* What to work on *
Copy every line of the entries that includes the word "Highway".

* Dataset records *
%%
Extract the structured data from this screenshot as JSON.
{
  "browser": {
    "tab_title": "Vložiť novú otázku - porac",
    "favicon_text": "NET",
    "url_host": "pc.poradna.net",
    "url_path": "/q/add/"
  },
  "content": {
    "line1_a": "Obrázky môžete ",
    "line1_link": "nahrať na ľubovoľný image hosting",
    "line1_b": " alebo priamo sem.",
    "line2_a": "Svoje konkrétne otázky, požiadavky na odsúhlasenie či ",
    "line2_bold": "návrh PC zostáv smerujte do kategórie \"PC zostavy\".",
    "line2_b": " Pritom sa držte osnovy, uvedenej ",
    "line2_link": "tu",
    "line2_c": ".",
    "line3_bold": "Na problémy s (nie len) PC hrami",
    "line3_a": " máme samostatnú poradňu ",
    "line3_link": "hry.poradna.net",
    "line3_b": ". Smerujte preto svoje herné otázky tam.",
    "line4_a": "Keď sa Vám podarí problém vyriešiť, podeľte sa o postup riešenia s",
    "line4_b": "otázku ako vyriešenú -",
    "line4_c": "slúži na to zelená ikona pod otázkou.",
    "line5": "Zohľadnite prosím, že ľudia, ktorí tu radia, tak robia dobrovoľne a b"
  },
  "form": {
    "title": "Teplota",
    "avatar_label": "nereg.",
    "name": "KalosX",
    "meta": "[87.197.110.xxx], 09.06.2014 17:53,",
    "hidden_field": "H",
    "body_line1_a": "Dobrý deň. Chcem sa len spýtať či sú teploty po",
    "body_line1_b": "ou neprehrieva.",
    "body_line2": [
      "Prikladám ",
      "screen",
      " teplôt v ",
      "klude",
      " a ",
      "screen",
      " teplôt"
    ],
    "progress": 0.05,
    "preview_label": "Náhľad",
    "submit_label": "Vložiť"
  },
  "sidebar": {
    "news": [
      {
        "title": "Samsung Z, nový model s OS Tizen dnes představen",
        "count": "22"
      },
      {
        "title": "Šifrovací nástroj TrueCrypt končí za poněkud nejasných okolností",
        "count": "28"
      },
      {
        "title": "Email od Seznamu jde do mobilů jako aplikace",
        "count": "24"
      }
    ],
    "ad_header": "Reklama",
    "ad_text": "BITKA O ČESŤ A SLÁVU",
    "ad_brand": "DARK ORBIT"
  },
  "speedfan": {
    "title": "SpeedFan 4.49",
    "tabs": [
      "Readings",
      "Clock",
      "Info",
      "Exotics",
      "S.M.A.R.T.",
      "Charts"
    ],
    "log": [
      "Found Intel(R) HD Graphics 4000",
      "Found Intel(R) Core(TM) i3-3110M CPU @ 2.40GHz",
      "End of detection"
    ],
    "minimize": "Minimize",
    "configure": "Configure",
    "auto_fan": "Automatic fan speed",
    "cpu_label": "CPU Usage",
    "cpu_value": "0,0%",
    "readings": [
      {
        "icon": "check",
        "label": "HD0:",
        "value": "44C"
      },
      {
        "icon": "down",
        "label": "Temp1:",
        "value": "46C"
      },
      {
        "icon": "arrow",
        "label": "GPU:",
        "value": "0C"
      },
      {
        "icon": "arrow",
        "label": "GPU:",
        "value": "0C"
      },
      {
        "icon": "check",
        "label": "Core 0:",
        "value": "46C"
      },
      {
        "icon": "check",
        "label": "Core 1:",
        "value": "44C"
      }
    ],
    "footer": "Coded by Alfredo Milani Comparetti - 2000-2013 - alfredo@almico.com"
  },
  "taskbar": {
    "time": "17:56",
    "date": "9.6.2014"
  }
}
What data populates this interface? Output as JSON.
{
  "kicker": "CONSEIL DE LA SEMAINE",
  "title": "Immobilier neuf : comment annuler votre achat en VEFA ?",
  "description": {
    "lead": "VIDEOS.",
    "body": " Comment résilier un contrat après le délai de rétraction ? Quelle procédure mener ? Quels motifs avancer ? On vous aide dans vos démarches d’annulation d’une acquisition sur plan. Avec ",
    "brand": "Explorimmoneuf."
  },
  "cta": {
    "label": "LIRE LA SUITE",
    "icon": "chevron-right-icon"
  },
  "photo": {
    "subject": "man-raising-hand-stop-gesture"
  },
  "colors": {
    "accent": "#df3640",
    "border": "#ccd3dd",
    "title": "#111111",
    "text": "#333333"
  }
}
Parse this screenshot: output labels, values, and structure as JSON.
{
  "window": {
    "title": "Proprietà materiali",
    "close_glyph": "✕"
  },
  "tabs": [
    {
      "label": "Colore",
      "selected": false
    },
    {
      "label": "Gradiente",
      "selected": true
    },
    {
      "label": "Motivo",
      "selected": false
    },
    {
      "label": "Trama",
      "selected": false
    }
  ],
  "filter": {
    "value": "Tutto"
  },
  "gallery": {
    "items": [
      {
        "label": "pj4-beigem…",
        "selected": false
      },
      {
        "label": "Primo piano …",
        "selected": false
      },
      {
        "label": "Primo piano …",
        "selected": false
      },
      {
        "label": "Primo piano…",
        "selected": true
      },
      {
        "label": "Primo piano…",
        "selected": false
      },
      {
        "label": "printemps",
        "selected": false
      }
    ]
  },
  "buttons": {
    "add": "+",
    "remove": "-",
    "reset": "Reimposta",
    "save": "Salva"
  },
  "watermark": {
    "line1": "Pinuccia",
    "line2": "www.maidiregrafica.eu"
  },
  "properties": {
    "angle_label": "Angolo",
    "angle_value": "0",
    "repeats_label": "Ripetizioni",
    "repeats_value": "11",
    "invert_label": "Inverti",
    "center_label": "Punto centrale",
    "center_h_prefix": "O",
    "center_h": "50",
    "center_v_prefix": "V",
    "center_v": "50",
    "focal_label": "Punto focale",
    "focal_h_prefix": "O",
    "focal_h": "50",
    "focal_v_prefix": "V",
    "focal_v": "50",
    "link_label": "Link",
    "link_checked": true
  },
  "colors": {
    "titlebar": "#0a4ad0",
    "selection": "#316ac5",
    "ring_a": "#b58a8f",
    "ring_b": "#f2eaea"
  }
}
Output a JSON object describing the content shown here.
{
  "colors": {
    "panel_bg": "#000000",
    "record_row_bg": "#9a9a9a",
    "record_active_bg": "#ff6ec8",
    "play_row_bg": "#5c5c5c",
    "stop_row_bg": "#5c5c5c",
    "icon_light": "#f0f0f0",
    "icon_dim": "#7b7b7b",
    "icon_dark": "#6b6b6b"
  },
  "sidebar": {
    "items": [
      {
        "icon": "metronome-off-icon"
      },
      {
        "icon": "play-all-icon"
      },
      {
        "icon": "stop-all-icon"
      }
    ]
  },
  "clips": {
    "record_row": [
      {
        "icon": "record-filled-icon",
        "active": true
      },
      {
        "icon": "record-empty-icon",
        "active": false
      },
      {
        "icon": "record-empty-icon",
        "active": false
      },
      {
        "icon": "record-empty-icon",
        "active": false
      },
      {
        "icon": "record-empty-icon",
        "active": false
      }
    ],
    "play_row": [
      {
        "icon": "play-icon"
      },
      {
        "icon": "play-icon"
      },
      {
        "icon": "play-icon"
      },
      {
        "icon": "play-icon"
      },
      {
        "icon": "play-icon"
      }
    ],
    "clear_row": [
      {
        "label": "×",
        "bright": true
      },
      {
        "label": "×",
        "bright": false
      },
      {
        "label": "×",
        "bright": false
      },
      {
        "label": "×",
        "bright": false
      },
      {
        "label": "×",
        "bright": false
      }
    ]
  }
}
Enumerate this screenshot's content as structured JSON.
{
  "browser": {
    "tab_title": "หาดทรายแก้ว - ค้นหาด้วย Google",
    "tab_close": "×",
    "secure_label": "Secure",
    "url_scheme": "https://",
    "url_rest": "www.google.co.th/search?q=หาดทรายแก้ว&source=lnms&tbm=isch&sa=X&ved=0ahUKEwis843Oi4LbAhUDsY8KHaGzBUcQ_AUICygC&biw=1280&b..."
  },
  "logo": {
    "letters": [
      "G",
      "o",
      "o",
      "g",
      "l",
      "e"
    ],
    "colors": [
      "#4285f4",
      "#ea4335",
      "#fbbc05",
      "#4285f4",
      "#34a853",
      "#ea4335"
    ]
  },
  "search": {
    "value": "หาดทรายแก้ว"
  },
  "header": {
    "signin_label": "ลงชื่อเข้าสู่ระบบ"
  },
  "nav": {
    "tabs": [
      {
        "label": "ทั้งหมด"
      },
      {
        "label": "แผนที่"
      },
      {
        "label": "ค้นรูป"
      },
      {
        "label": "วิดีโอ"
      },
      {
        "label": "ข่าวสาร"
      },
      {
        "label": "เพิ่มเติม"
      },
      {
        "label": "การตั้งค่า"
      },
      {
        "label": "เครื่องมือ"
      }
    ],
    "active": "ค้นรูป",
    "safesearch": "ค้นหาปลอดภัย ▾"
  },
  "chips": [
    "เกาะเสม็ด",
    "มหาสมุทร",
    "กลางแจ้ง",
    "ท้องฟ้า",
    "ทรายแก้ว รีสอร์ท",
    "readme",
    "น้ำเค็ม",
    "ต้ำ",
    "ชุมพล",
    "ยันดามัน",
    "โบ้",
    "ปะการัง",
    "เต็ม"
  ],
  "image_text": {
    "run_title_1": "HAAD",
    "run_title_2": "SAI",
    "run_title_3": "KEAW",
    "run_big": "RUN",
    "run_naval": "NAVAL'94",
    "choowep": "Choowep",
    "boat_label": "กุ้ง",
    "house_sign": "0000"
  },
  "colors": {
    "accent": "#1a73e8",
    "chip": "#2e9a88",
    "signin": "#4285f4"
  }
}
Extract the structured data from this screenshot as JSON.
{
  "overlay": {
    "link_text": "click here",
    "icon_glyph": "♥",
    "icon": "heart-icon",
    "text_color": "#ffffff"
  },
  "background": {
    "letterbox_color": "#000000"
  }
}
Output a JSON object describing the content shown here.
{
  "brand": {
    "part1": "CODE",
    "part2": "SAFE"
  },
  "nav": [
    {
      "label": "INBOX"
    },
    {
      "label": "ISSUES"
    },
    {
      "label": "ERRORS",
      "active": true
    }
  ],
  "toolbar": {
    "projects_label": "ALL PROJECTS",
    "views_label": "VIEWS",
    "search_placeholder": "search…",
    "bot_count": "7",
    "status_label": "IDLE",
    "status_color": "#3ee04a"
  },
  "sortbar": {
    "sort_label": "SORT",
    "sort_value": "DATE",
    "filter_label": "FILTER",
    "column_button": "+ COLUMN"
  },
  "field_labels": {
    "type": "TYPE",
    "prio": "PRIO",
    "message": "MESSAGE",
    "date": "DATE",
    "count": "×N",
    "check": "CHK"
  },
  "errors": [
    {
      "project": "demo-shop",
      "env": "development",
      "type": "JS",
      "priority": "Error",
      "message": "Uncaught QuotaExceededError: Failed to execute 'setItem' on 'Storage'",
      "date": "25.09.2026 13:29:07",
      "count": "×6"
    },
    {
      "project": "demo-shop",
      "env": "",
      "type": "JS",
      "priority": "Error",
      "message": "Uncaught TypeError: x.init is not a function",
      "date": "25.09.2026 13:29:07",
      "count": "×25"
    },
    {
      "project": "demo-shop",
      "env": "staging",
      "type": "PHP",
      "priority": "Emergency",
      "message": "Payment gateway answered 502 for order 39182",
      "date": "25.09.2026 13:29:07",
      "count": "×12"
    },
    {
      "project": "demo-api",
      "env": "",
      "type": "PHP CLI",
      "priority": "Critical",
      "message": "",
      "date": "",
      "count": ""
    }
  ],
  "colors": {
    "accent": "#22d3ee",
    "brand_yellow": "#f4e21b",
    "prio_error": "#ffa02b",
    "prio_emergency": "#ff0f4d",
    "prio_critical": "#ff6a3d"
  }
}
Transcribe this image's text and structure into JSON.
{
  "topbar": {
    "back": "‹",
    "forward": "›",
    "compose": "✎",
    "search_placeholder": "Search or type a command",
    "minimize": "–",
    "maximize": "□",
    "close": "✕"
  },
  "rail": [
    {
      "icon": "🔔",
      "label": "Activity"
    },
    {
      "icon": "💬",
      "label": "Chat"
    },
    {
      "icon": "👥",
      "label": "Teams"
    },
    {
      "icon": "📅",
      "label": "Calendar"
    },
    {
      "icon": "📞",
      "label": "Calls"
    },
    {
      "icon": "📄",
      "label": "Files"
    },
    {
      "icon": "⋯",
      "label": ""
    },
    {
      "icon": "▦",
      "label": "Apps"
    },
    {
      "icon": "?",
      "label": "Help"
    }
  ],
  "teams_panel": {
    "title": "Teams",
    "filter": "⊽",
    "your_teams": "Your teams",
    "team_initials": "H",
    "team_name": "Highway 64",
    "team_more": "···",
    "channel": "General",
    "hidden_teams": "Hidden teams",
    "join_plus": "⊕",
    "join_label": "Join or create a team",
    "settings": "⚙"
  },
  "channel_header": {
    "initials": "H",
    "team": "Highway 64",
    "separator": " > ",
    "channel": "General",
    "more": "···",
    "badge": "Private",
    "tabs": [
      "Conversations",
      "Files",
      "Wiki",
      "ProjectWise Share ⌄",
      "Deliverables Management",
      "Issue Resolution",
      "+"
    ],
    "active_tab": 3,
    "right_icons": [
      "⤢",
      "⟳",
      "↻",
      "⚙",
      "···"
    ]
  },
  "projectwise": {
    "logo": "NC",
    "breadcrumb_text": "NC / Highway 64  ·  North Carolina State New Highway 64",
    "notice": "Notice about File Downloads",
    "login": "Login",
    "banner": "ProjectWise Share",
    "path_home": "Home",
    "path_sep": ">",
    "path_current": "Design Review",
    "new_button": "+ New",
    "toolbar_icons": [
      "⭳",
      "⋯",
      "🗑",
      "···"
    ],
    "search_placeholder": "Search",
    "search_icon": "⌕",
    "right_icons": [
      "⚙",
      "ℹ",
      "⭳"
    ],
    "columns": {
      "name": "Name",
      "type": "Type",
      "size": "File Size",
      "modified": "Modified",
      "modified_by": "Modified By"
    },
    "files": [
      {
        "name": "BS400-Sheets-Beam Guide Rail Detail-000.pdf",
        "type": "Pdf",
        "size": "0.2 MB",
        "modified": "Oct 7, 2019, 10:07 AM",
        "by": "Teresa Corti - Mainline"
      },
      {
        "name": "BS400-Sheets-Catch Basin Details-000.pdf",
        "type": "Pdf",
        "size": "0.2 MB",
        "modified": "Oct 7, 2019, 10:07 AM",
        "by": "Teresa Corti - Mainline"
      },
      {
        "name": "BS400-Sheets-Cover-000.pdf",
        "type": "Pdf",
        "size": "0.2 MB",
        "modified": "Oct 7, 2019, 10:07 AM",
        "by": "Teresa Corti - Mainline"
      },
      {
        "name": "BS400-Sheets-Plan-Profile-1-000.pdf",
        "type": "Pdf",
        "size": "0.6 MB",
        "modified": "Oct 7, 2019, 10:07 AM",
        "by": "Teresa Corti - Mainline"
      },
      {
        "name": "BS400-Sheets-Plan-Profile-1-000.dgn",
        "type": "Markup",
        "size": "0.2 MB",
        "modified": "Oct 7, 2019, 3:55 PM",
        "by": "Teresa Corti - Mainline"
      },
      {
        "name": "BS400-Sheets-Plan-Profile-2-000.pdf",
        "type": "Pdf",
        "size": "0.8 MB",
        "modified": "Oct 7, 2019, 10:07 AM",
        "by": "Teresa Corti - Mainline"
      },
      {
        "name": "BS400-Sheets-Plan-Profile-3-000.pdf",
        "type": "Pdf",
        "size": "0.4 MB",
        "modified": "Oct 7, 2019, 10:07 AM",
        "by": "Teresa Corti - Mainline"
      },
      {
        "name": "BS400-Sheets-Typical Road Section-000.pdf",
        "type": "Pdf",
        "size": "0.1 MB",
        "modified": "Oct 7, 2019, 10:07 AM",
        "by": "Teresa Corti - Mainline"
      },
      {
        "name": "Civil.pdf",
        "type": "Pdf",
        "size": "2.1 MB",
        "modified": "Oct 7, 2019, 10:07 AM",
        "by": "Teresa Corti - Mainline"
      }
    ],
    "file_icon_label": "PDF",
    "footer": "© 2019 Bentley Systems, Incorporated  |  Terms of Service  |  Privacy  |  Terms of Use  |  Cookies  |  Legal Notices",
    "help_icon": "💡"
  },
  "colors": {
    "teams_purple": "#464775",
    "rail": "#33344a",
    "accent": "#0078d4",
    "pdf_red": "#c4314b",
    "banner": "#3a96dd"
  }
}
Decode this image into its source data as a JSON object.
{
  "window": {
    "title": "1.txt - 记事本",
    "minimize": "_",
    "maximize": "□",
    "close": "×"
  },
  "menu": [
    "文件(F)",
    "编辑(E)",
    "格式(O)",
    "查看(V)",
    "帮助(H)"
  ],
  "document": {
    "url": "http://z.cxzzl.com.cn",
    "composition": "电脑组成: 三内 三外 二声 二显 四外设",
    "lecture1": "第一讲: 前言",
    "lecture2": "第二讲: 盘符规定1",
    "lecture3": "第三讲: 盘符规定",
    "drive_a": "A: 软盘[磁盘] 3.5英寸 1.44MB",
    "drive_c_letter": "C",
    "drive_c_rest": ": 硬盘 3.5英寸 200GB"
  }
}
%%
* Exercise output *
    "team_name": "Highway 64",
    "team": "Highway 64",
    "breadcrumb_text": "NC / Highway 64  ·  North Carolina State New Highway 64",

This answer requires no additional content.